◆ **GIVEN REQUEST**:
Check every line below for the string "humor", and copy the lines that contain it.

◆ **WORKING DATA**:
◇ ◇ ◇ ◇ ◇
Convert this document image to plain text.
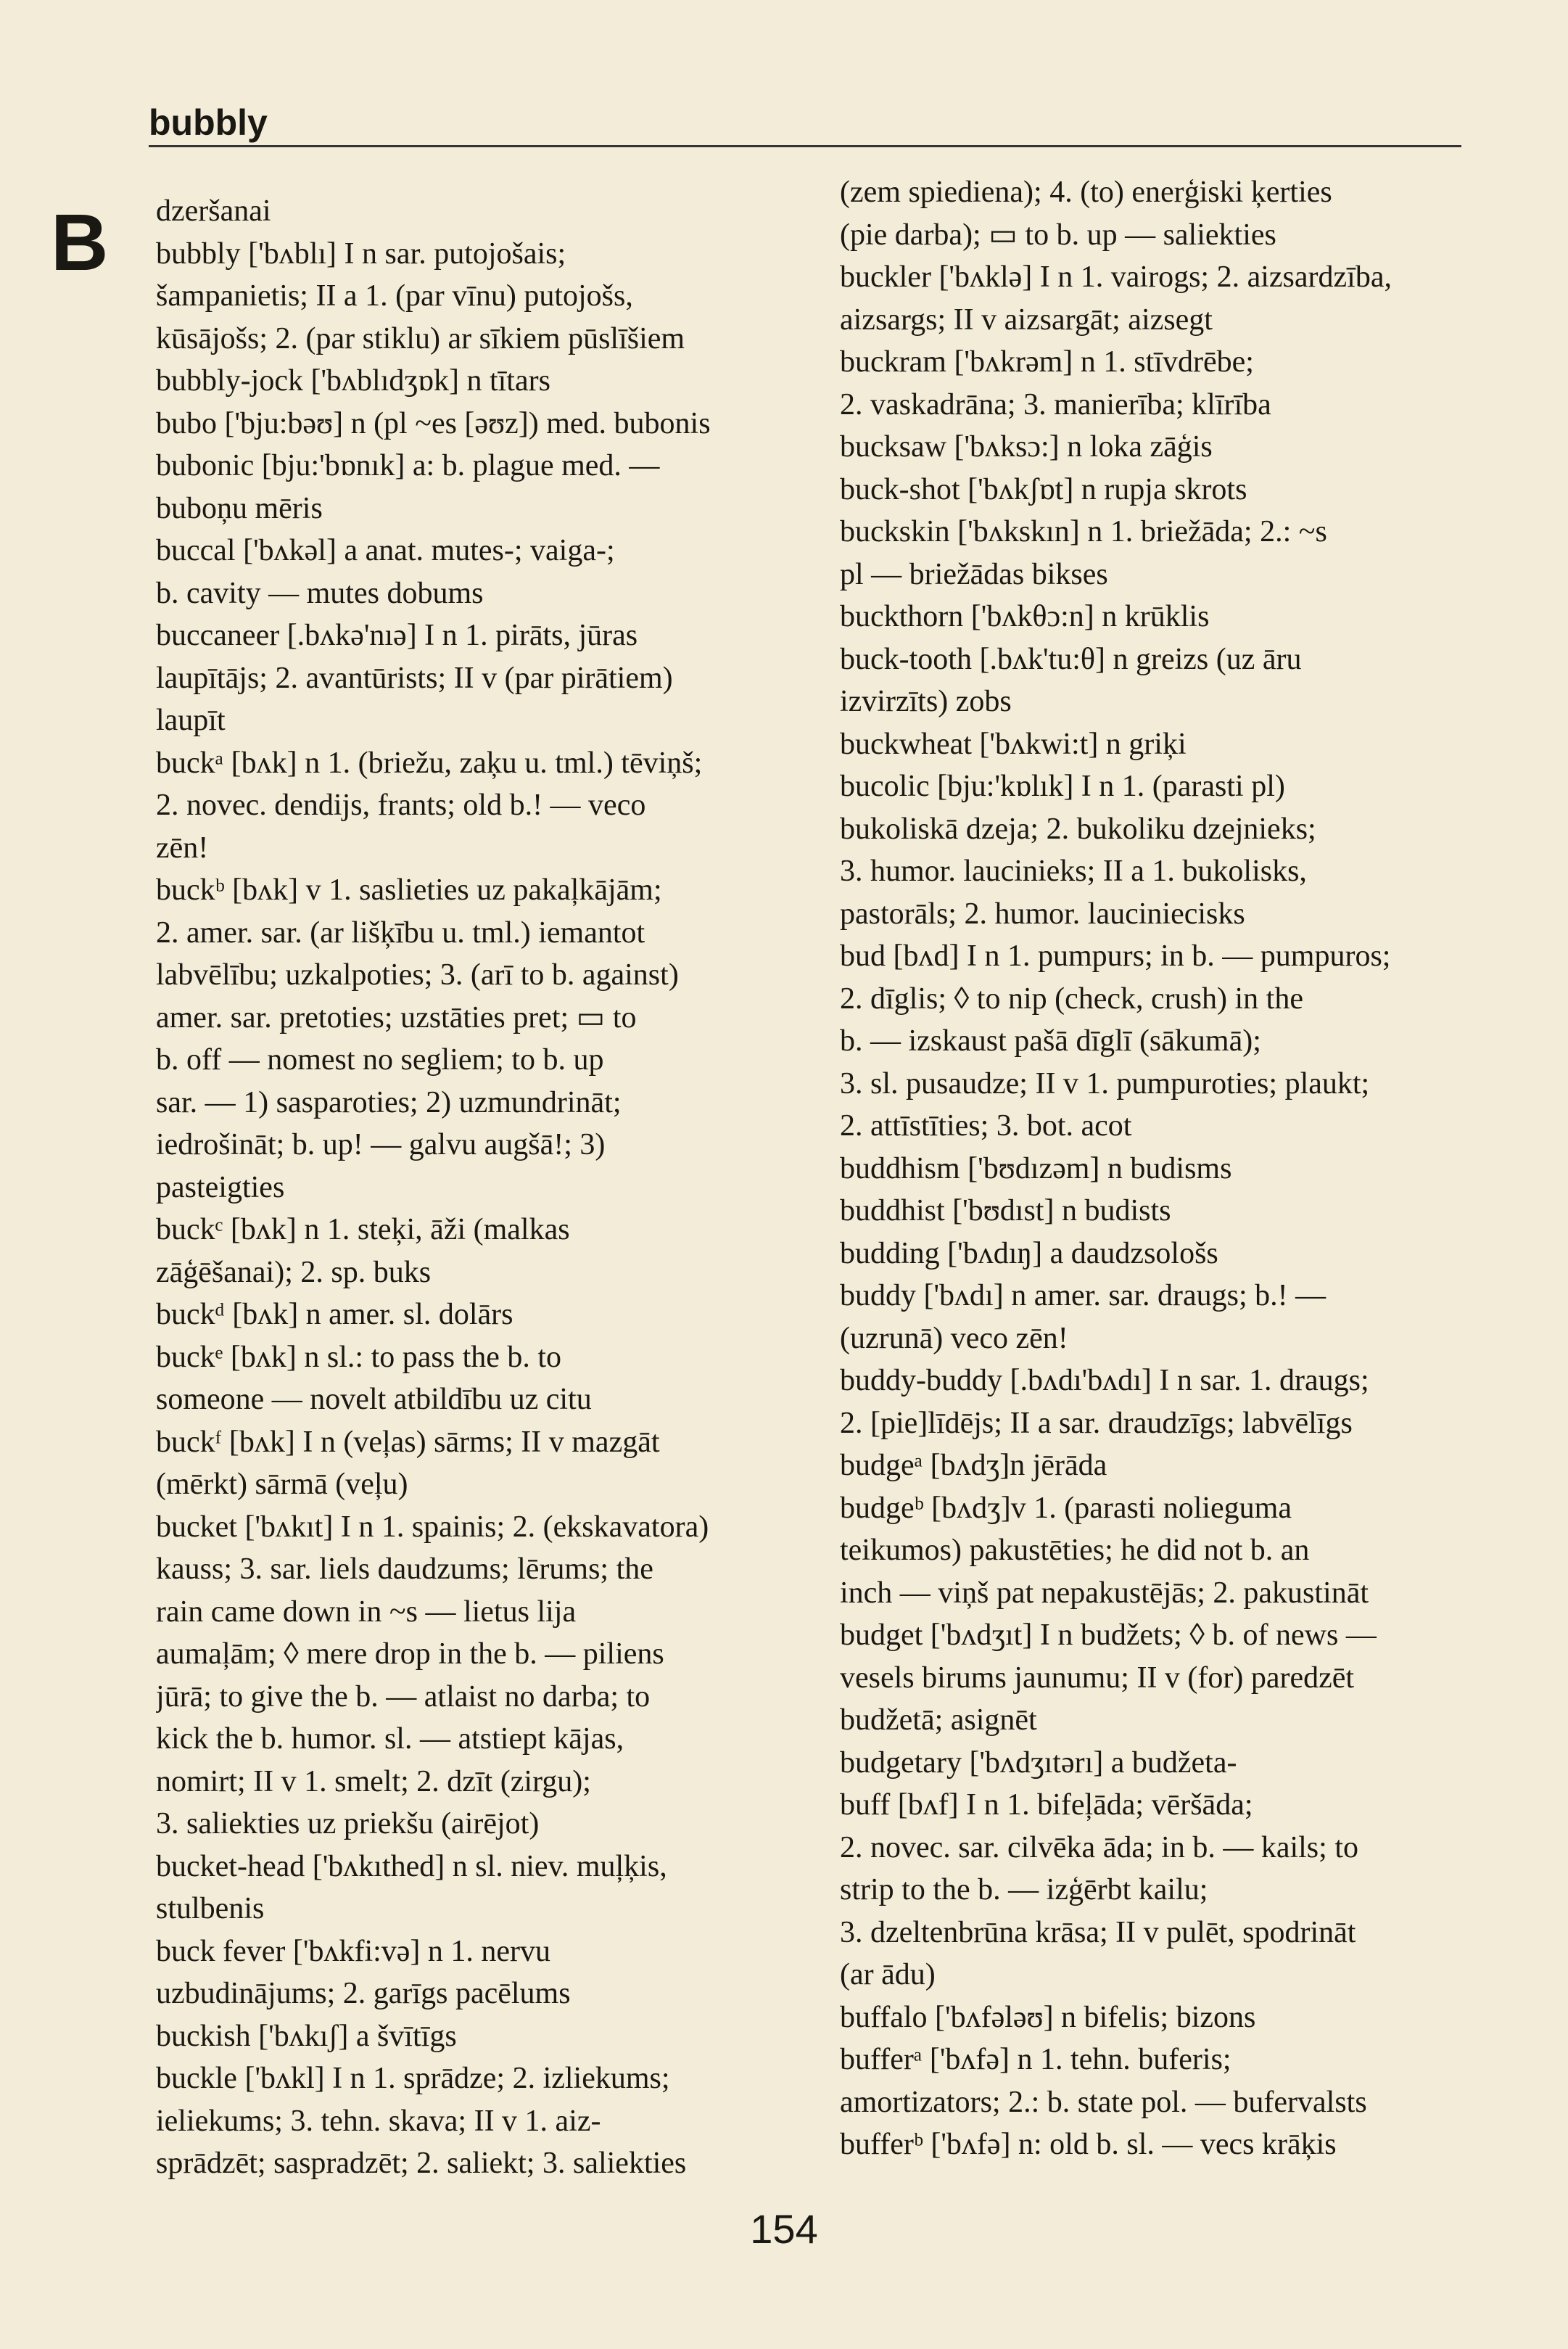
bubbly
B dzeršanai
bubbly ['bʌblı] I n sar. putojošais;
šampanietis; II a 1. (par vīnu) putojošs,
kūsājošs; 2. (par stiklu) ar sīkiem pūslīšiem
bubbly-jock ['bʌblıdʒɒk] n tītars
bubo ['bju:bəʊ] n (pl ~es [əʊz]) med. bubonis
bubonic [bju:'bɒnık] a: b. plague med. —
buboņu mēris
buccal ['bʌkəl] a anat. mutes-; vaiga-;
b. cavity — mutes dobums
buccaneer [.bʌkə'nıə] I n 1. pirāts, jūras
laupītājs; 2. avantūrists; II v (par pirātiem)
laupīt
buckᵃ [bʌk] n 1. (briežu, zaķu u. tml.) tēviņš;
2. novec. dendijs, frants; old b.! — veco
zēn!
buckᵇ [bʌk] v 1. saslieties uz pakaļkājām;
2. amer. sar. (ar lišķību u. tml.) iemantot
labvēlību; uzkalpoties; 3. (arī to b. against)
amer. sar. pretoties; uzstāties pret; ▭ to
b. off — nomest no segliem; to b. up
sar. — 1) sasparoties; 2) uzmundrināt;
iedrošināt; b. up! — galvu augšā!; 3)
pasteigties
buckᶜ [bʌk] n 1. steķi, āži (malkas
zāģēšanai); 2. sp. buks
buckᵈ [bʌk] n amer. sl. dolārs
buckᵉ [bʌk] n sl.: to pass the b. to
someone — novelt atbildību uz citu
buckᶠ [bʌk] I n (veļas) sārms; II v mazgāt
(mērkt) sārmā (veļu)
bucket ['bʌkıt] I n 1. spainis; 2. (ekskavatora)
kauss; 3. sar. liels daudzums; lērums; the
rain came down in ~s — lietus lija
aumaļām; ◊ mere drop in the b. — piliens
jūrā; to give the b. — atlaist no darba; to
kick the b. humor. sl. — atstiept kājas,
nomirt; II v 1. smelt; 2. dzīt (zirgu);
3. saliekties uz priekšu (airējot)
bucket-head ['bʌkıthed] n sl. niev. muļķis,
stulbenis
buck fever ['bʌkfi:və] n 1. nervu
uzbudinājums; 2. garīgs pacēlums
buckish ['bʌkıʃ] a švītīgs
buckle ['bʌkl] I n 1. sprādze; 2. izliekums;
ieliekums; 3. tehn. skava; II v 1. aiz-
sprādzēt; saspradzēt; 2. saliekt; 3. saliekties
(zem spiediena); 4. (to) enerģiski ķerties
(pie darba); ▭ to b. up — saliekties
buckler ['bʌklə] I n 1. vairogs; 2. aizsardzība,
aizsargs; II v aizsargāt; aizsegt
buckram ['bʌkrəm] n 1. stīvdrēbe;
2. vaskadrāna; 3. manierība; klīrība
bucksaw ['bʌksɔ:] n loka zāģis
buck-shot ['bʌkʃɒt] n rupja skrots
buckskin ['bʌkskın] n 1. briežāda; 2.: ~s
pl — briežādas bikses
buckthorn ['bʌkθɔ:n] n krūklis
buck-tooth [.bʌk'tu:θ] n greizs (uz āru
izvirzīts) zobs
buckwheat ['bʌkwi:t] n griķi
bucolic [bju:'kɒlık] I n 1. (parasti pl)
bukoliskā dzeja; 2. bukoliku dzejnieks;
3. humor. laucinieks; II a 1. bukolisks,
pastorāls; 2. humor. lauciniecisks
bud [bʌd] I n 1. pumpurs; in b. — pumpuros;
2. dīglis; ◊ to nip (check, crush) in the
b. — izskaust pašā dīglī (sākumā);
3. sl. pusaudze; II v 1. pumpuroties; plaukt;
2. attīstīties; 3. bot. acot
buddhism ['bʊdızəm] n budisms
buddhist ['bʊdıst] n budists
budding ['bʌdıŋ] a daudzsološs
buddy ['bʌdı] n amer. sar. draugs; b.! —
(uzrunā) veco zēn!
buddy-buddy [.bʌdı'bʌdı] I n sar. 1. draugs;
2. [pie]līdējs; II a sar. draudzīgs; labvēlīgs
budgeᵃ [bʌdʒ]n jērāda
budgeᵇ [bʌdʒ]v 1. (parasti nolieguma
teikumos) pakustēties; he did not b. an
inch — viņš pat nepakustējās; 2. pakustināt
budget ['bʌdʒıt] I n budžets; ◊ b. of news —
vesels birums jaunumu; II v (for) paredzēt
budžetā; asignēt
budgetary ['bʌdʒıtərı] a budžeta-
buff [bʌf] I n 1. bifeļāda; vēršāda;
2. novec. sar. cilvēka āda; in b. — kails; to
strip to the b. — izģērbt kailu;
3. dzeltenbrūna krāsa; II v pulēt, spodrināt
(ar ādu)
buffalo ['bʌfələʊ] n bifelis; bizons
bufferᵃ ['bʌfə] n 1. tehn. buferis;
amortizators; 2.: b. state pol. — bufervalsts
bufferᵇ ['bʌfə] n: old b. sl. — vecs krāķis
154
◇ ◇ ◇ ◇ ◇
◆ **RESULT OF THIS EXERCISE**:
kick the b. humor. sl. — atstiept kājas,
3. humor. laucinieks; II a 1. bukolisks,
pastorāls; 2. humor. lauciniecisks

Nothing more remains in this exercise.